Please render every line of the records below as a Markdown table with the columns Row and Record line, leaving out blank lines.

* START RECORDS SHOWN *

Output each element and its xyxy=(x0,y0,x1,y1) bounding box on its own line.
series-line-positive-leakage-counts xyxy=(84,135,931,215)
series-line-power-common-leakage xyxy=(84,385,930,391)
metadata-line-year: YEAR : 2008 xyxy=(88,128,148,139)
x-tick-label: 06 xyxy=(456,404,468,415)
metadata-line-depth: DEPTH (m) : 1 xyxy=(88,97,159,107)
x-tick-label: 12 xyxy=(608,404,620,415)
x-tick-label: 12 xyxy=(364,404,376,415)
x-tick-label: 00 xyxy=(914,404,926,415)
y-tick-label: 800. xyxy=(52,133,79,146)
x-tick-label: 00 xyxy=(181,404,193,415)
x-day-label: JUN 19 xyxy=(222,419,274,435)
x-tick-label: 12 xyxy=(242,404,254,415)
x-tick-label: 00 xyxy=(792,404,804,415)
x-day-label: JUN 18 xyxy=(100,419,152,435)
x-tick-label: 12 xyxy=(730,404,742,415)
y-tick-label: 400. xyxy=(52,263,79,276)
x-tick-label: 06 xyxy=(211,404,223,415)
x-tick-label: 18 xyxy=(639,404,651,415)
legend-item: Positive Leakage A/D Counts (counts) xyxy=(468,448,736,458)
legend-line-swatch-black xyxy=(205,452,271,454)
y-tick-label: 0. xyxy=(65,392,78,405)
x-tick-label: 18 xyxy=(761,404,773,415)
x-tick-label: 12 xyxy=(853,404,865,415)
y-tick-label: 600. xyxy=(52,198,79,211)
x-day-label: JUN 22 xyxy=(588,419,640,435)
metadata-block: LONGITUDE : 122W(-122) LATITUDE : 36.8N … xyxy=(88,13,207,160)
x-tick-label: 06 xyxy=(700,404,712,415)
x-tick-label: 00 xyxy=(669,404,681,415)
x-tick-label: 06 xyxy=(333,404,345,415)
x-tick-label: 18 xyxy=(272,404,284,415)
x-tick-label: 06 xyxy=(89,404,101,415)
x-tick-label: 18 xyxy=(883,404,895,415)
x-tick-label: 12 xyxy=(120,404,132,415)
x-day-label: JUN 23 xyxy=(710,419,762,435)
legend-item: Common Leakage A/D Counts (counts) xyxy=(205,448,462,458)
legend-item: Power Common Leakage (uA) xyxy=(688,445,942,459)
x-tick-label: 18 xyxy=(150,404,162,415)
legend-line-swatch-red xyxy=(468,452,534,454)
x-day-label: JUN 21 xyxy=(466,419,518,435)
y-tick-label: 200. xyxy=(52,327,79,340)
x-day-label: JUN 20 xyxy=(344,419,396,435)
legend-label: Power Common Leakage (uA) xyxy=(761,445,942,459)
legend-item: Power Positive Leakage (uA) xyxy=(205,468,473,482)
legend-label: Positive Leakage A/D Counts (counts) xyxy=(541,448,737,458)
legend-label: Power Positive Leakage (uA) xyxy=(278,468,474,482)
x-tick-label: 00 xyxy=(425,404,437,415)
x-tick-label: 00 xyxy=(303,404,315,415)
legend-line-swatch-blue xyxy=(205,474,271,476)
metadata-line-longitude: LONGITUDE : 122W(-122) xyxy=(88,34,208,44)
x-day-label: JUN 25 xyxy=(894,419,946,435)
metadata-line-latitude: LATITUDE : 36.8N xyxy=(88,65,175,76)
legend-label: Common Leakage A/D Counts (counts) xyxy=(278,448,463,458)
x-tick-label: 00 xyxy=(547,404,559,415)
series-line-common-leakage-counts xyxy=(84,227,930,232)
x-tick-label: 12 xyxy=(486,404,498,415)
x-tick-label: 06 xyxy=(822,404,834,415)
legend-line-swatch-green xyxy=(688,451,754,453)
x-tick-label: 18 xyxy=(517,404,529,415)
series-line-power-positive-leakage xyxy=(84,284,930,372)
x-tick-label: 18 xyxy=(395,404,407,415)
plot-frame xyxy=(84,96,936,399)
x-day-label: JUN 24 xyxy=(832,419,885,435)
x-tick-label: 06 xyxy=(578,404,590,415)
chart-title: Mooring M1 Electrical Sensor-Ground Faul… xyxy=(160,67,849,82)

* END RECORDS SHOWN *

#### [EXERCISE RESPONSE]
| Row | Record line |
|---|---|
| 1 | Output each element and its xyxy=(x0,y0,x1,y1) bounding box on its own line. |
| 2 | series-line-positive-leakage-counts xyxy=(84,135,931,215) |
| 3 | series-line-power-common-leakage xyxy=(84,385,930,391) |
| 4 | metadata-line-year: YEAR : 2008 xyxy=(88,128,148,139) |
| 5 | x-tick-label: 06 xyxy=(456,404,468,415) |
| 6 | metadata-line-depth: DEPTH (m) : 1 xyxy=(88,97,159,107) |
| 7 | x-tick-label: 12 xyxy=(608,404,620,415) |
| 8 | x-tick-label: 12 xyxy=(364,404,376,415) |
| 9 | x-tick-label: 00 xyxy=(914,404,926,415) |
| 10 | y-tick-label: 800. xyxy=(52,133,79,146) |
| 11 | x-tick-label: 00 xyxy=(181,404,193,415) |
| 12 | x-day-label: JUN 19 xyxy=(222,419,274,435) |
| 13 | x-tick-label: 12 xyxy=(242,404,254,415) |
| 14 | x-tick-label: 00 xyxy=(792,404,804,415) |
| 15 | x-day-label: JUN 18 xyxy=(100,419,152,435) |
| 16 | x-tick-label: 12 xyxy=(730,404,742,415) |
| 17 | y-tick-label: 400. xyxy=(52,263,79,276) |
| 18 | x-tick-label: 06 xyxy=(211,404,223,415) |
| 19 | x-tick-label: 18 xyxy=(639,404,651,415) |
| 20 | legend-item: Positive Leakage A/D Counts (counts) xyxy=(468,448,736,458) |
| 21 | legend-line-swatch-black xyxy=(205,452,271,454) |
| 22 | y-tick-label: 0. xyxy=(65,392,78,405) |
| 23 | x-tick-label: 18 xyxy=(761,404,773,415) |
| 24 | x-tick-label: 12 xyxy=(853,404,865,415) |
| 25 | y-tick-label: 600. xyxy=(52,198,79,211) |
| 26 | x-day-label: JUN 22 xyxy=(588,419,640,435) |
| 27 | metadata-block: LONGITUDE : 122W(-122) LATITUDE : 36.8N … xyxy=(88,13,207,160) |
| 28 | x-tick-label: 06 xyxy=(700,404,712,415) |
| 29 | x-tick-label: 00 xyxy=(669,404,681,415) |
| 30 | x-tick-label: 06 xyxy=(333,404,345,415) |
| 31 | x-tick-label: 18 xyxy=(272,404,284,415) |
| 32 | x-tick-label: 06 xyxy=(89,404,101,415) |
| 33 | x-tick-label: 18 xyxy=(883,404,895,415) |
| 34 | x-tick-label: 12 xyxy=(120,404,132,415) |
| 35 | x-day-label: JUN 23 xyxy=(710,419,762,435) |
| 36 | legend-item: Common Leakage A/D Counts (counts) xyxy=(205,448,462,458) |
| 37 | legend-item: Power Common Leakage (uA) xyxy=(688,445,942,459) |
| 38 | x-tick-label: 18 xyxy=(150,404,162,415) |
| 39 | legend-line-swatch-red xyxy=(468,452,534,454) |
| 40 | x-day-label: JUN 21 xyxy=(466,419,518,435) |
| 41 | y-tick-label: 200. xyxy=(52,327,79,340) |
| 42 | x-day-label: JUN 20 xyxy=(344,419,396,435) |
| 43 | legend-label: Power Common Leakage (uA) xyxy=(761,445,942,459) |
| 44 | legend-item: Power Positive Leakage (uA) xyxy=(205,468,473,482) |
| 45 | legend-label: Positive Leakage A/D Counts (counts) xyxy=(541,448,737,458) |
| 46 | legend-label: Power Positive Leakage (uA) xyxy=(278,468,474,482) |
| 47 | x-tick-label: 00 xyxy=(425,404,437,415) |
| 48 | x-tick-label: 00 xyxy=(303,404,315,415) |
| 49 | legend-line-swatch-blue xyxy=(205,474,271,476) |
| 50 | metadata-line-longitude: LONGITUDE : 122W(-122) xyxy=(88,34,208,44) |
| 51 | x-day-label: JUN 25 xyxy=(894,419,946,435) |
| 52 | metadata-line-latitude: LATITUDE : 36.8N xyxy=(88,65,175,76) |
| 53 | legend-label: Common Leakage A/D Counts (counts) xyxy=(278,448,463,458) |
| 54 | x-tick-label: 00 xyxy=(547,404,559,415) |
| 55 | series-line-common-leakage-counts xyxy=(84,227,930,232) |
| 56 | x-tick-label: 12 xyxy=(486,404,498,415) |
| 57 | x-tick-label: 06 xyxy=(822,404,834,415) |
| 58 | legend-line-swatch-green xyxy=(688,451,754,453) |
| 59 | x-tick-label: 18 xyxy=(517,404,529,415) |
| 60 | series-line-power-positive-leakage xyxy=(84,284,930,372) |
| 61 | x-tick-label: 18 xyxy=(395,404,407,415) |
| 62 | plot-frame xyxy=(84,96,936,399) |
| 63 | x-day-label: JUN 24 xyxy=(832,419,885,435) |
| 64 | x-tick-label: 06 xyxy=(578,404,590,415) |
| 65 | chart-title: Mooring M1 Electrical Sensor-Ground Faul… xyxy=(160,67,849,82) |